### Prompt:
Print all of the data exactly.

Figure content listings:
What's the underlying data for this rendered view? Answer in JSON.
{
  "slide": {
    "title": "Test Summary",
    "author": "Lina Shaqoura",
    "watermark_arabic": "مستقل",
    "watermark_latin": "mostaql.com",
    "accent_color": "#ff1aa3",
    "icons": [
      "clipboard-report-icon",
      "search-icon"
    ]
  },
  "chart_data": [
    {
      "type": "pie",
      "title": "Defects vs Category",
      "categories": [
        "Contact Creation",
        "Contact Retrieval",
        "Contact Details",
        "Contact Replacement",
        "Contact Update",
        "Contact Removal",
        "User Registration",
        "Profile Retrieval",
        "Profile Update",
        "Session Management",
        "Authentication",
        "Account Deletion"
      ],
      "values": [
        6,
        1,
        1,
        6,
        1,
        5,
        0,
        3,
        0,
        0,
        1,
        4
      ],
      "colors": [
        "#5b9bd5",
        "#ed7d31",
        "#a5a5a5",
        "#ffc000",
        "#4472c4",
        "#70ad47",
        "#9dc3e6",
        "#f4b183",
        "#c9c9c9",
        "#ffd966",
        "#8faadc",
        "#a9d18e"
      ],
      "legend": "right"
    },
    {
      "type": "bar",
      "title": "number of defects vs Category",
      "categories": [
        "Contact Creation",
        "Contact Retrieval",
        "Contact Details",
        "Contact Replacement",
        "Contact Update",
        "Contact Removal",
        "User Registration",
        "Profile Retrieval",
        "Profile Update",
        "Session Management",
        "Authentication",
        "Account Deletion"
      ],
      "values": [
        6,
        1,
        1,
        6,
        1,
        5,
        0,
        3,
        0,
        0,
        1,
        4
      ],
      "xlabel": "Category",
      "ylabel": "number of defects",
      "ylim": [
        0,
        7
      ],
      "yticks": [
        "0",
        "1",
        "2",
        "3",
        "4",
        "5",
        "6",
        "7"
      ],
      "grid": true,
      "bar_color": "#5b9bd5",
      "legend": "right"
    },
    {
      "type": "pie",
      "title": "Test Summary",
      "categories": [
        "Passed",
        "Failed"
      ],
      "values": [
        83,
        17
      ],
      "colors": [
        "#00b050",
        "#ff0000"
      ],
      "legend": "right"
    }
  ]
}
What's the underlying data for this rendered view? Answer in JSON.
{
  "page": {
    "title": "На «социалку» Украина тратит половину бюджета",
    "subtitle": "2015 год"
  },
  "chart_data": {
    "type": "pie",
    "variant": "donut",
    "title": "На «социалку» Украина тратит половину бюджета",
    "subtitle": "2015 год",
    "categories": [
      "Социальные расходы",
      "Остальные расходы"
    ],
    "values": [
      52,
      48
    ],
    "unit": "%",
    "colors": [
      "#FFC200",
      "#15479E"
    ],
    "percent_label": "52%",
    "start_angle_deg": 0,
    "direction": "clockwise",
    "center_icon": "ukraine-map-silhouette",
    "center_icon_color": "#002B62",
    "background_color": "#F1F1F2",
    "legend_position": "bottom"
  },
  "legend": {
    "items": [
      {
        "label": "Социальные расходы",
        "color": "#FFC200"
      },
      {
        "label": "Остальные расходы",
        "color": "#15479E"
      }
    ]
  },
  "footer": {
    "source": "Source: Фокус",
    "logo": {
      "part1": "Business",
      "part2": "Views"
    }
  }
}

### Response to this task:
What's the underlying data for this rendered view? Answer in JSON.
{
  "slide": {
    "title": "Test Summary",
    "author": "Lina Shaqoura",
    "watermark_arabic": "مستقل",
    "watermark_latin": "mostaql.com",
    "accent_color": "#ff1aa3",
    "icons": [
      "clipboard-report-icon",
      "search-icon"
    ]
  },
  "chart_data": [
    {
      "type": "pie",
      "title": "Defects vs Category",
      "categories": [
        "Contact Creation",
        "Contact Retrieval",
        "Contact Details",
        "Contact Replacement",
        "Contact Update",
        "Contact Removal",
        "User Registration",
        "Profile Retrieval",
        "Profile Update",
        "Session Management",
        "Authentication",
        "Account Deletion"
      ],
      "values": [
        6,
        1,
        1,
        6,
        1,
        5,
        0,
        3,
        0,
        0,
        1,
        4
      ],
      "colors": [
        "#5b9bd5",
        "#ed7d31",
        "#a5a5a5",
        "#ffc000",
        "#4472c4",
        "#70ad47",
        "#9dc3e6",
        "#f4b183",
        "#c9c9c9",
        "#ffd966",
        "#8faadc",
        "#a9d18e"
      ],
      "legend": "right"
    },
    {
      "type": "bar",
      "title": "number of defects vs Category",
      "categories": [
        "Contact Creation",
        "Contact Retrieval",
        "Contact Details",
        "Contact Replacement",
        "Contact Update",
        "Contact Removal",
        "User Registration",
        "Profile Retrieval",
        "Profile Update",
        "Session Management",
        "Authentication",
        "Account Deletion"
      ],
      "values": [
        6,
        1,
        1,
        6,
        1,
        5,
        0,
        3,
        0,
        0,
        1,
        4
      ],
      "xlabel": "Category",
      "ylabel": "number of defects",
      "ylim": [
        0,
        7
      ],
      "yticks": [
        "0",
        "1",
        "2",
        "3",
        "4",
        "5",
        "6",
        "7"
      ],
      "grid": true,
      "bar_color": "#5b9bd5",
      "legend": "right"
    },
    {
      "type": "pie",
      "title": "Test Summary",
      "categories": [
        "Passed",
        "Failed"
      ],
      "values": [
        83,
        17
      ],
      "colors": [
        "#00b050",
        "#ff0000"
      ],
      "legend": "right"
    }
  ]
}
What's the underlying data for this rendered view? Answer in JSON.
{
  "page": {
    "title": "На «социалку» Украина тратит половину бюджета",
    "subtitle": "2015 год"
  },
  "chart_data": {
    "type": "pie",
    "variant": "donut",
    "title": "На «социалку» Украина тратит половину бюджета",
    "subtitle": "2015 год",
    "categories": [
      "Социальные расходы",
      "Остальные расходы"
    ],
    "values": [
      52,
      48
    ],
    "unit": "%",
    "colors": [
      "#FFC200",
      "#15479E"
    ],
    "percent_label": "52%",
    "start_angle_deg": 0,
    "direction": "clockwise",
    "center_icon": "ukraine-map-silhouette",
    "center_icon_color": "#002B62",
    "background_color": "#F1F1F2",
    "legend_position": "bottom"
  },
  "legend": {
    "items": [
      {
        "label": "Социальные расходы",
        "color": "#FFC200"
      },
      {
        "label": "Остальные расходы",
        "color": "#15479E"
      }
    ]
  },
  "footer": {
    "source": "Source: Фокус",
    "logo": {
      "part1": "Business",
      "part2": "Views"
    }
  }
}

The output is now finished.